-- Start of Provided data --
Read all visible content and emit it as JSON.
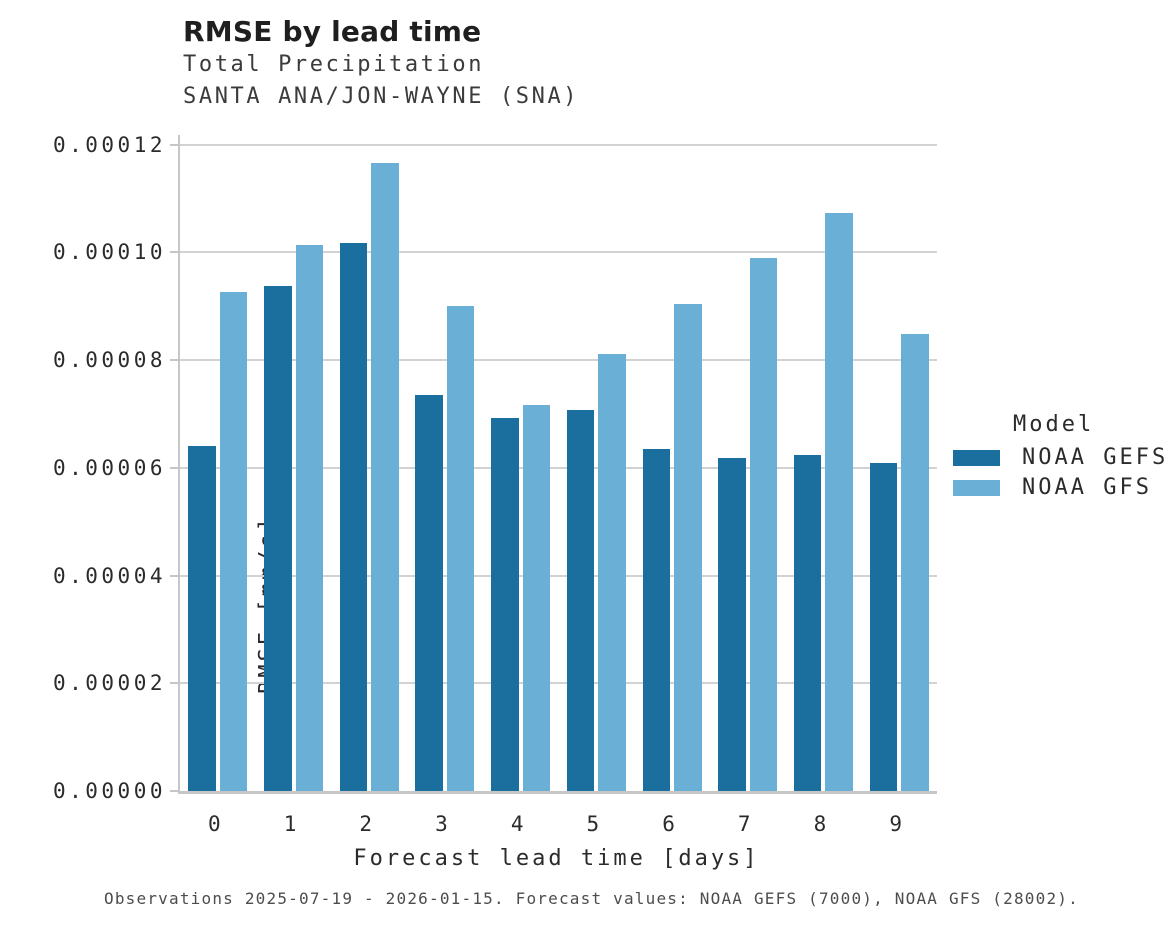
{
  "chart_data": {
    "type": "bar",
    "title": "RMSE by lead time",
    "subtitle_lines": [
      "Total Precipitation",
      "SANTA ANA/JON-WAYNE (SNA)"
    ],
    "xlabel": "Forecast lead time [days]",
    "ylabel": "RMSE [mm/s]",
    "categories": [
      "0",
      "1",
      "2",
      "3",
      "4",
      "5",
      "6",
      "7",
      "8",
      "9"
    ],
    "series": [
      {
        "name": "NOAA GEFS",
        "color": "#1B6F9E",
        "values": [
          6.4e-05,
          9.38e-05,
          0.0001018,
          7.35e-05,
          6.92e-05,
          7.08e-05,
          6.35e-05,
          6.18e-05,
          6.23e-05,
          6.09e-05
        ]
      },
      {
        "name": "NOAA GFS",
        "color": "#6AAFD6",
        "values": [
          9.27e-05,
          0.0001013,
          0.0001166,
          9.01e-05,
          7.17e-05,
          8.12e-05,
          9.04e-05,
          9.9e-05,
          0.0001073,
          8.48e-05
        ]
      }
    ],
    "ylim": [
      0,
      0.0001218
    ],
    "yticks": [
      {
        "value": 0.0,
        "label": "0.00000"
      },
      {
        "value": 2e-05,
        "label": "0.00002"
      },
      {
        "value": 4e-05,
        "label": "0.00004"
      },
      {
        "value": 6e-05,
        "label": "0.00006"
      },
      {
        "value": 8e-05,
        "label": "0.00008"
      },
      {
        "value": 0.0001,
        "label": "0.00010"
      },
      {
        "value": 0.00012,
        "label": "0.00012"
      }
    ],
    "grid": "horizontal",
    "legend": {
      "title": "Model",
      "position": "right"
    },
    "caption": "Observations 2025-07-19 - 2026-01-15. Forecast values: NOAA GEFS (7000), NOAA GFS (28002)."
  }
}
-- End of Provided data --
Give every record again exactly, apart from the pictures, which stay out.

Read all visible content and emit it as JSON.
{
  "chart_data": {
    "type": "bar",
    "title": "RMSE by lead time",
    "subtitle_lines": [
      "Total Precipitation",
      "SANTA ANA/JON-WAYNE (SNA)"
    ],
    "xlabel": "Forecast lead time [days]",
    "ylabel": "RMSE [mm/s]",
    "categories": [
      "0",
      "1",
      "2",
      "3",
      "4",
      "5",
      "6",
      "7",
      "8",
      "9"
    ],
    "series": [
      {
        "name": "NOAA GEFS",
        "color": "#1B6F9E",
        "values": [
          6.4e-05,
          9.38e-05,
          0.0001018,
          7.35e-05,
          6.92e-05,
          7.08e-05,
          6.35e-05,
          6.18e-05,
          6.23e-05,
          6.09e-05
        ]
      },
      {
        "name": "NOAA GFS",
        "color": "#6AAFD6",
        "values": [
          9.27e-05,
          0.0001013,
          0.0001166,
          9.01e-05,
          7.17e-05,
          8.12e-05,
          9.04e-05,
          9.9e-05,
          0.0001073,
          8.48e-05
        ]
      }
    ],
    "ylim": [
      0,
      0.0001218
    ],
    "yticks": [
      {
        "value": 0.0,
        "label": "0.00000"
      },
      {
        "value": 2e-05,
        "label": "0.00002"
      },
      {
        "value": 4e-05,
        "label": "0.00004"
      },
      {
        "value": 6e-05,
        "label": "0.00006"
      },
      {
        "value": 8e-05,
        "label": "0.00008"
      },
      {
        "value": 0.0001,
        "label": "0.00010"
      },
      {
        "value": 0.00012,
        "label": "0.00012"
      }
    ],
    "grid": "horizontal",
    "legend": {
      "title": "Model",
      "position": "right"
    },
    "caption": "Observations 2025-07-19 - 2026-01-15. Forecast values: NOAA GEFS (7000), NOAA GFS (28002)."
  }
}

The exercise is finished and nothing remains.